## EXERCISE DIRECTIONS
Scan the lines and state how many carry "沪金期权". Leave out everything but the number.

::: RECORDS PROVIDED

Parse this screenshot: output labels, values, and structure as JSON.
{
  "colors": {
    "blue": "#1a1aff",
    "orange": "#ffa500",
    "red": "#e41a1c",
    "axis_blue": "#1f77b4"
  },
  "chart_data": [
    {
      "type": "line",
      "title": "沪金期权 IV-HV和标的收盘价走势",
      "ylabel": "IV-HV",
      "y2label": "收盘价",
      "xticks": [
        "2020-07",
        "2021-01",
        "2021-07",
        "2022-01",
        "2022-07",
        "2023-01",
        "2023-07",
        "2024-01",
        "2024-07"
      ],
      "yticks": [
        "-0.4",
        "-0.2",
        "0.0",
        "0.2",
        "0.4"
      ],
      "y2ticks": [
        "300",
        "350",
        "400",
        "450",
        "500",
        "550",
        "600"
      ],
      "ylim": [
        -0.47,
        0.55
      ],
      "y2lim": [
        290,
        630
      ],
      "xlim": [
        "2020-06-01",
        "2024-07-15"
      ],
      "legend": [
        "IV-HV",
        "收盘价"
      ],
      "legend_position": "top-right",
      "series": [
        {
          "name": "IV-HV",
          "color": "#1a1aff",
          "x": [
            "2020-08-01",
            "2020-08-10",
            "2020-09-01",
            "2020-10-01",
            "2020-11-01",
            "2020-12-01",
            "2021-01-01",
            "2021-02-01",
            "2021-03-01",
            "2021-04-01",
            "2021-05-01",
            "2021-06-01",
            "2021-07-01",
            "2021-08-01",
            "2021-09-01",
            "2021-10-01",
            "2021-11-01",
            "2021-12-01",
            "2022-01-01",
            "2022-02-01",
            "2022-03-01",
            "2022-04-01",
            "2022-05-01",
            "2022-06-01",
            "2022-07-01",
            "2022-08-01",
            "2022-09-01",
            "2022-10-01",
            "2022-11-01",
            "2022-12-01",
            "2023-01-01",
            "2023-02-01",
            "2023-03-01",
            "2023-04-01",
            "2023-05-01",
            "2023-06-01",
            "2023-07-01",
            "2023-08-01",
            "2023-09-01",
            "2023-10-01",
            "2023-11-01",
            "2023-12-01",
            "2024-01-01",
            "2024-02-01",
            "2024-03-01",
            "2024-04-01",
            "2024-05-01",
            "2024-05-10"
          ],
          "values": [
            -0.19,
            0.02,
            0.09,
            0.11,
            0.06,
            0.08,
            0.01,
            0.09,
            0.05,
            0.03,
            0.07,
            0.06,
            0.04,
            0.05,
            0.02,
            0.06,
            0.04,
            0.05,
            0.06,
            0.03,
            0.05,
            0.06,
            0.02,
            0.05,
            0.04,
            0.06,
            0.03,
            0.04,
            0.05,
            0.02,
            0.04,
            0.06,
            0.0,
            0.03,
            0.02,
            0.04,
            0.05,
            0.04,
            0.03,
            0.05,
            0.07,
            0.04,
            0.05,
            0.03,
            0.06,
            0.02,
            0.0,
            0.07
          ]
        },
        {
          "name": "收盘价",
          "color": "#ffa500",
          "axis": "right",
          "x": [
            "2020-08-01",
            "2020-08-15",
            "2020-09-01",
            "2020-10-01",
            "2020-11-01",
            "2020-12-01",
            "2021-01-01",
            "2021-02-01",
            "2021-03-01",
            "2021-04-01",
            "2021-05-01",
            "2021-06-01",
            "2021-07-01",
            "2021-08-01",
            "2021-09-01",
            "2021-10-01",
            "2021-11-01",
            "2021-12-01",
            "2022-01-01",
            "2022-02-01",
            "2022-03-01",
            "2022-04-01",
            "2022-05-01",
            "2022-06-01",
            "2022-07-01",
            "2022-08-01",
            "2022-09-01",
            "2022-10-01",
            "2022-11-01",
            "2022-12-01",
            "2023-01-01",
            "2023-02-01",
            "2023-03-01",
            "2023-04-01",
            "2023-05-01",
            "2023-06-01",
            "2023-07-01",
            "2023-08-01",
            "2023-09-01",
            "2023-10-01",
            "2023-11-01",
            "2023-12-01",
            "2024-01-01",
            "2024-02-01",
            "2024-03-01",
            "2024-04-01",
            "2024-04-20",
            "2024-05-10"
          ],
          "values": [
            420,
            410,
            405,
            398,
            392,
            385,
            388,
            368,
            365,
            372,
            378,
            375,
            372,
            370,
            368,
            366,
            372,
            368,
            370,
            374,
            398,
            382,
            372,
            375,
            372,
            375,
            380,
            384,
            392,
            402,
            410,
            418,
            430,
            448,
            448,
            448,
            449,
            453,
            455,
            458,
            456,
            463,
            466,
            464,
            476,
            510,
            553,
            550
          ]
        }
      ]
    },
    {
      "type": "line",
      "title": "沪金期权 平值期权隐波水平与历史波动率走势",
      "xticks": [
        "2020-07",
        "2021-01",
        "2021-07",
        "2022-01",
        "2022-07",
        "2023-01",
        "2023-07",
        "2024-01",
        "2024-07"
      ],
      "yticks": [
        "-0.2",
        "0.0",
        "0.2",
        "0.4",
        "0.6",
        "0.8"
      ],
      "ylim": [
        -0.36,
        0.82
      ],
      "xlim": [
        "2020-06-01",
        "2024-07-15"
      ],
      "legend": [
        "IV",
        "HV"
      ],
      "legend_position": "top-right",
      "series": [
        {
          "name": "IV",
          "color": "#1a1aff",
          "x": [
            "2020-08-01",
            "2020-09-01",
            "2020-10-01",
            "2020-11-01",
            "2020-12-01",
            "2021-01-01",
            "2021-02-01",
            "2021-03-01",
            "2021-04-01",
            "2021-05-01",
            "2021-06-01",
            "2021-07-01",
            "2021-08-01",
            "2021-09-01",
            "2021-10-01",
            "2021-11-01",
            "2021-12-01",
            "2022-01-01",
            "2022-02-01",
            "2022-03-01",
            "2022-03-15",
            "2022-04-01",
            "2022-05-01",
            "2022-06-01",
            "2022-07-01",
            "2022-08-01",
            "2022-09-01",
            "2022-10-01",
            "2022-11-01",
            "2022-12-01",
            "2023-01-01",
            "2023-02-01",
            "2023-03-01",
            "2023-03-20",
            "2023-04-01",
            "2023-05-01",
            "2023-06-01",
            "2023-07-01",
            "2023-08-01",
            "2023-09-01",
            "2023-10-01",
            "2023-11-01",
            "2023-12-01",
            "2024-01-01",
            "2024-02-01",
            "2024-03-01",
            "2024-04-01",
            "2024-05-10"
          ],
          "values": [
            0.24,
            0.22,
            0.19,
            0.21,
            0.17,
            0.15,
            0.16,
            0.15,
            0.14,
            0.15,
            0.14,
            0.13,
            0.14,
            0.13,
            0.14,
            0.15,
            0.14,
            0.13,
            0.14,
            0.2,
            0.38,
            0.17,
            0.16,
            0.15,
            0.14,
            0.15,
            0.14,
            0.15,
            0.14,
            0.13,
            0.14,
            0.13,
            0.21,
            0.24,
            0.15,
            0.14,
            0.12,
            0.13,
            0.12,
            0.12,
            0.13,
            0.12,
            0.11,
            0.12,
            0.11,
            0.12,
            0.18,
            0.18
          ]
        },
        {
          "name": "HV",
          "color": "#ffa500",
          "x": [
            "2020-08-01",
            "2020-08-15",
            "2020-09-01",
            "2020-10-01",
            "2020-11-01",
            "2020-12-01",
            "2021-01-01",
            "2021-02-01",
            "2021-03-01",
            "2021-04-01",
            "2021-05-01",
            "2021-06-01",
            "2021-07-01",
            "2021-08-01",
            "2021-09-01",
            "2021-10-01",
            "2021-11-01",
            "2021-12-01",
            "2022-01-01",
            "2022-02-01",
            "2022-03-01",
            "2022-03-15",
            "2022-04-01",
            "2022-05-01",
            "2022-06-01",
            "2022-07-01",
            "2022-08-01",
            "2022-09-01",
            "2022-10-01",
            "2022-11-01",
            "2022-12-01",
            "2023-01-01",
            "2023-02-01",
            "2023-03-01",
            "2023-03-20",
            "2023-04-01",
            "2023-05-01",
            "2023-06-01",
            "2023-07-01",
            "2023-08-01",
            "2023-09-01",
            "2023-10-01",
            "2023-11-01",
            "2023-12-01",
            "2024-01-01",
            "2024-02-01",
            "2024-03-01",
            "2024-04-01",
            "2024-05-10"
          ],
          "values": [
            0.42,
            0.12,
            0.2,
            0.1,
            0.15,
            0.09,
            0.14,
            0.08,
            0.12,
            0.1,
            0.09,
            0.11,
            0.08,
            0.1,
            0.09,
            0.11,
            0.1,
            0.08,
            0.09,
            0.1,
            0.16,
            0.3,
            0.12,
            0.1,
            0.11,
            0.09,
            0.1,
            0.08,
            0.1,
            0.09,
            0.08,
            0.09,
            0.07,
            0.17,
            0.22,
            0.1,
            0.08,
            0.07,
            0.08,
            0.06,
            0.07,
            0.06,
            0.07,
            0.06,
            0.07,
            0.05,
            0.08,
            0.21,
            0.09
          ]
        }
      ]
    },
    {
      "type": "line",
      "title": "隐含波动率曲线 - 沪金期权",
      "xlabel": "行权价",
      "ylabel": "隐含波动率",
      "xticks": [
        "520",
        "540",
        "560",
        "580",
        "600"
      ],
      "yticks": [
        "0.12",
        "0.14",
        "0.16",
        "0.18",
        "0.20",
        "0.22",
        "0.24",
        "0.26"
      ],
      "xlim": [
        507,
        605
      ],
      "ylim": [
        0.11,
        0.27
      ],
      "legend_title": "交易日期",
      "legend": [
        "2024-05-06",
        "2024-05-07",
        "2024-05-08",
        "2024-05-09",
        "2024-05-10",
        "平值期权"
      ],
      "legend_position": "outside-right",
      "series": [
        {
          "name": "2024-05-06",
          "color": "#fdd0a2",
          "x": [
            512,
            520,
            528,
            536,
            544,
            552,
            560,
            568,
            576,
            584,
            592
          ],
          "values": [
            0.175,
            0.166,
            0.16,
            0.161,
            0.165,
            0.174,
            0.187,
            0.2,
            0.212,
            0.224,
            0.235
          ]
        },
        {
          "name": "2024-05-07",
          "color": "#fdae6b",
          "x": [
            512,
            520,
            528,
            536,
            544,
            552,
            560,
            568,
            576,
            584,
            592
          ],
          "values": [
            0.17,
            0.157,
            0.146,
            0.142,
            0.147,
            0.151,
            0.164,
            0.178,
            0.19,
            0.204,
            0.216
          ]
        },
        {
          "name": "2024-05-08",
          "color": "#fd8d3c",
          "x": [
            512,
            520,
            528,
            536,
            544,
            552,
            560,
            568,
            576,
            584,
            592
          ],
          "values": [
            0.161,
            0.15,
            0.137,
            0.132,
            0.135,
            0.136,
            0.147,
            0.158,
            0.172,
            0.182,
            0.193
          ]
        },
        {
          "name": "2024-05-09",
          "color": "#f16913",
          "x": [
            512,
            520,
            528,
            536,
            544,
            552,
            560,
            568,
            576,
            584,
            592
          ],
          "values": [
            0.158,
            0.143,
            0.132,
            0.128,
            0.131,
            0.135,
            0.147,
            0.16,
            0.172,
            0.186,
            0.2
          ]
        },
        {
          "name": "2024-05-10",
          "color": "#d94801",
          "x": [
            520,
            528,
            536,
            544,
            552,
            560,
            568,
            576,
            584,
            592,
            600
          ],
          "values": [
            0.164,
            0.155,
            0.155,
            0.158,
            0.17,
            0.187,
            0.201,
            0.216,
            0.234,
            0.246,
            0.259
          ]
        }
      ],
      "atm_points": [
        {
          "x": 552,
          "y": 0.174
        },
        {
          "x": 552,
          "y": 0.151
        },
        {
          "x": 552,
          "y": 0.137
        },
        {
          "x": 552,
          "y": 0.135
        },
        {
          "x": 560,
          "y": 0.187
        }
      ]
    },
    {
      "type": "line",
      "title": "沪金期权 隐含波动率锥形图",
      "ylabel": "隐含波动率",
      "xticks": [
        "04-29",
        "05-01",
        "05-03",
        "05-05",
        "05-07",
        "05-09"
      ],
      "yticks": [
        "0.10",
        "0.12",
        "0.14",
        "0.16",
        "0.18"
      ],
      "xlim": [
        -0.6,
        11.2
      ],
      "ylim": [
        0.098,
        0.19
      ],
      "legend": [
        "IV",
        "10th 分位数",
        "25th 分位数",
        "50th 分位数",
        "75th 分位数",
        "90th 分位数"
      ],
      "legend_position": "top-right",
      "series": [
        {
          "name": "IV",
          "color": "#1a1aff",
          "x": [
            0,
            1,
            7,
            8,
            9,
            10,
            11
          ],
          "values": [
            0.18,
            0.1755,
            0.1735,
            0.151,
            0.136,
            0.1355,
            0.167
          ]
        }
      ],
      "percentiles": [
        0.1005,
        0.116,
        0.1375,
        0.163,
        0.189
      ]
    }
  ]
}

::::::

## RESULT BELOW
4